> _SHORT EXERCISE_
List every line in the records below that contains the string "crosshair", copying each line in full. Matching is case-sensitive.

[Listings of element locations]
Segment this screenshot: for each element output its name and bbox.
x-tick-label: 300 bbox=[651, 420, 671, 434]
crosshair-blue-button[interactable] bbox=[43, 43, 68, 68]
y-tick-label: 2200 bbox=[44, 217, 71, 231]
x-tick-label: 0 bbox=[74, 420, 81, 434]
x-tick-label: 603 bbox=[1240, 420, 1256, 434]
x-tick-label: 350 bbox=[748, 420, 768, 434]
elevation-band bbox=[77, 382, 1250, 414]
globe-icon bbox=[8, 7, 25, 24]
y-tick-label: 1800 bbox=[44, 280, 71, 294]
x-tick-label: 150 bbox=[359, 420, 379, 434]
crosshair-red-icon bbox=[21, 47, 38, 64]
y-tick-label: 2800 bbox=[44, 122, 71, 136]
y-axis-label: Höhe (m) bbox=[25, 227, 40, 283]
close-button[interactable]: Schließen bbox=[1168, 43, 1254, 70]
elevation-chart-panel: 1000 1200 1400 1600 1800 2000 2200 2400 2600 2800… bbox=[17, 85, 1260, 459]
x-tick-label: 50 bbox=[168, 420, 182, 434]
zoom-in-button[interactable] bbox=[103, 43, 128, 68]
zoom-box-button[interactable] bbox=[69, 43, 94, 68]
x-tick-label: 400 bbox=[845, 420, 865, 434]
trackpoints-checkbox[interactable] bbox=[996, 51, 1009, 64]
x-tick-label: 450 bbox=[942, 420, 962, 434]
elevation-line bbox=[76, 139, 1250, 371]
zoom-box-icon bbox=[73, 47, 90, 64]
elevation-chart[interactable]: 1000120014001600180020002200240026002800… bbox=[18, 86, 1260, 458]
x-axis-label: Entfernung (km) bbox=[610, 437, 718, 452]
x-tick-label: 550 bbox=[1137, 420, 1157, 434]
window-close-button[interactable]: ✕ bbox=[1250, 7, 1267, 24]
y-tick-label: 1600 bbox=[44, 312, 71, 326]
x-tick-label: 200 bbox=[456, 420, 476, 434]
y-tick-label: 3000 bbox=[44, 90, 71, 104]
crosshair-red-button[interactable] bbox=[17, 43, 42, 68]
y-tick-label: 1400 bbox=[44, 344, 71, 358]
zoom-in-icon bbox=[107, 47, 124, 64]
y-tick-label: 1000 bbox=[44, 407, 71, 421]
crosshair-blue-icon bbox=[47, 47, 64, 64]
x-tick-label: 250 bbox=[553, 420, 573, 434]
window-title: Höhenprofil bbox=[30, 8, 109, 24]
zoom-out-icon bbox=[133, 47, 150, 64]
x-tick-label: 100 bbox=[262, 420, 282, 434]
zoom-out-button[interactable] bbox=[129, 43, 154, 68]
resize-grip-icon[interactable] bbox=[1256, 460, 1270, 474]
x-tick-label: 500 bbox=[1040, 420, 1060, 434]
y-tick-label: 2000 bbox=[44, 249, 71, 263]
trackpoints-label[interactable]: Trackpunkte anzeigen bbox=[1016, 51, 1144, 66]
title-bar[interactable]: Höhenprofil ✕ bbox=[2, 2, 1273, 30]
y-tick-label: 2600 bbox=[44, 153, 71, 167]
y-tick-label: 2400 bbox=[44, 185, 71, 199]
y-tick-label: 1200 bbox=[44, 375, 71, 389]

> _WORKED SOLUTION_
crosshair-blue-button[interactable] bbox=[43, 43, 68, 68]
crosshair-red-icon bbox=[21, 47, 38, 64]
crosshair-red-button[interactable] bbox=[17, 43, 42, 68]
crosshair-blue-icon bbox=[47, 47, 64, 64]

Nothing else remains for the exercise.